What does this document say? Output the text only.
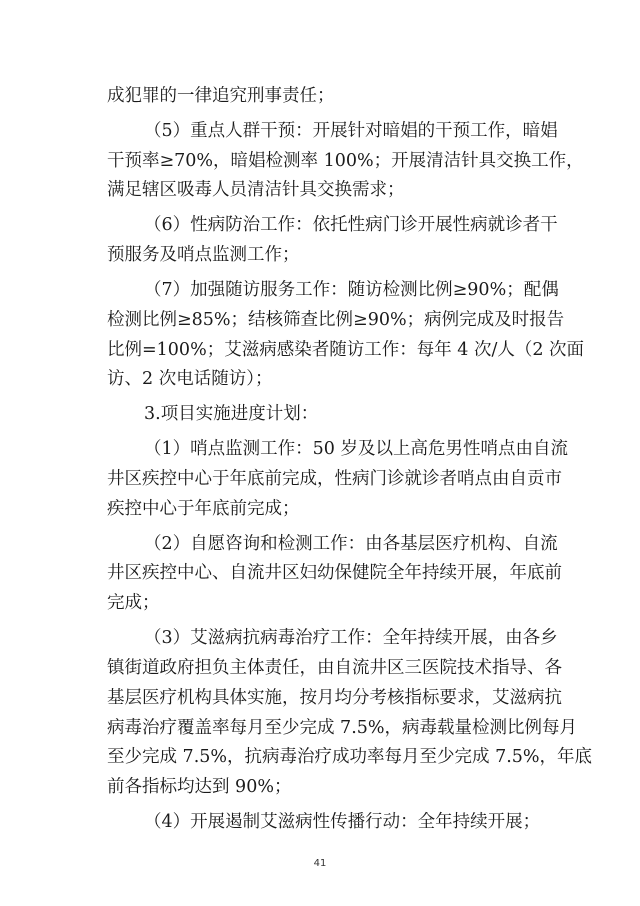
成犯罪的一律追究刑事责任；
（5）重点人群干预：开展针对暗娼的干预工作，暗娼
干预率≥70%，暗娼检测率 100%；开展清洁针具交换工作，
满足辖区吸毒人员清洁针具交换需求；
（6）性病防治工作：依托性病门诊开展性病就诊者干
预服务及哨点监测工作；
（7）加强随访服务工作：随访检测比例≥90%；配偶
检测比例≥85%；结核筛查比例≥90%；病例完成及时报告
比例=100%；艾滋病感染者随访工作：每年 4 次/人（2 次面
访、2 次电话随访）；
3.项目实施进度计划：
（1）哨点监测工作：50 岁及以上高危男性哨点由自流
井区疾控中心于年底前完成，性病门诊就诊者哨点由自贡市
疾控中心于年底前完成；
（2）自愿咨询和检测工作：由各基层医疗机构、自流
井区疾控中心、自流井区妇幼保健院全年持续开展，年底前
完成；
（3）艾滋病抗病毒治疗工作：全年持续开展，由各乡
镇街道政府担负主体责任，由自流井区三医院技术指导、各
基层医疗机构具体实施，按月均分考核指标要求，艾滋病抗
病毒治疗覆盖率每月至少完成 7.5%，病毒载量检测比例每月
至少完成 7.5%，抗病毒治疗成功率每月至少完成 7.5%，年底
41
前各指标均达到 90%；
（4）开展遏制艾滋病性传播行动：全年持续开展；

★ ★ ★ ★ ★

» Given request: Write out the entries again, exactly as given, skipping any images.

» Correct result:
What does this document say? Output the text only.
成犯罪的一律追究刑事责任；
（5）重点人群干预：开展针对暗娼的干预工作，暗娼
干预率≥70%，暗娼检测率 100%；开展清洁针具交换工作，
满足辖区吸毒人员清洁针具交换需求；
（6）性病防治工作：依托性病门诊开展性病就诊者干
预服务及哨点监测工作；
（7）加强随访服务工作：随访检测比例≥90%；配偶
检测比例≥85%；结核筛查比例≥90%；病例完成及时报告
比例=100%；艾滋病感染者随访工作：每年 4 次/人（2 次面
访、2 次电话随访）；
3.项目实施进度计划：
（1）哨点监测工作：50 岁及以上高危男性哨点由自流
井区疾控中心于年底前完成，性病门诊就诊者哨点由自贡市
疾控中心于年底前完成；
（2）自愿咨询和检测工作：由各基层医疗机构、自流
井区疾控中心、自流井区妇幼保健院全年持续开展，年底前
完成；
（3）艾滋病抗病毒治疗工作：全年持续开展，由各乡
镇街道政府担负主体责任，由自流井区三医院技术指导、各
基层医疗机构具体实施，按月均分考核指标要求，艾滋病抗
病毒治疗覆盖率每月至少完成 7.5%，病毒载量检测比例每月
至少完成 7.5%，抗病毒治疗成功率每月至少完成 7.5%，年底
41
前各指标均达到 90%；
（4）开展遏制艾滋病性传播行动：全年持续开展；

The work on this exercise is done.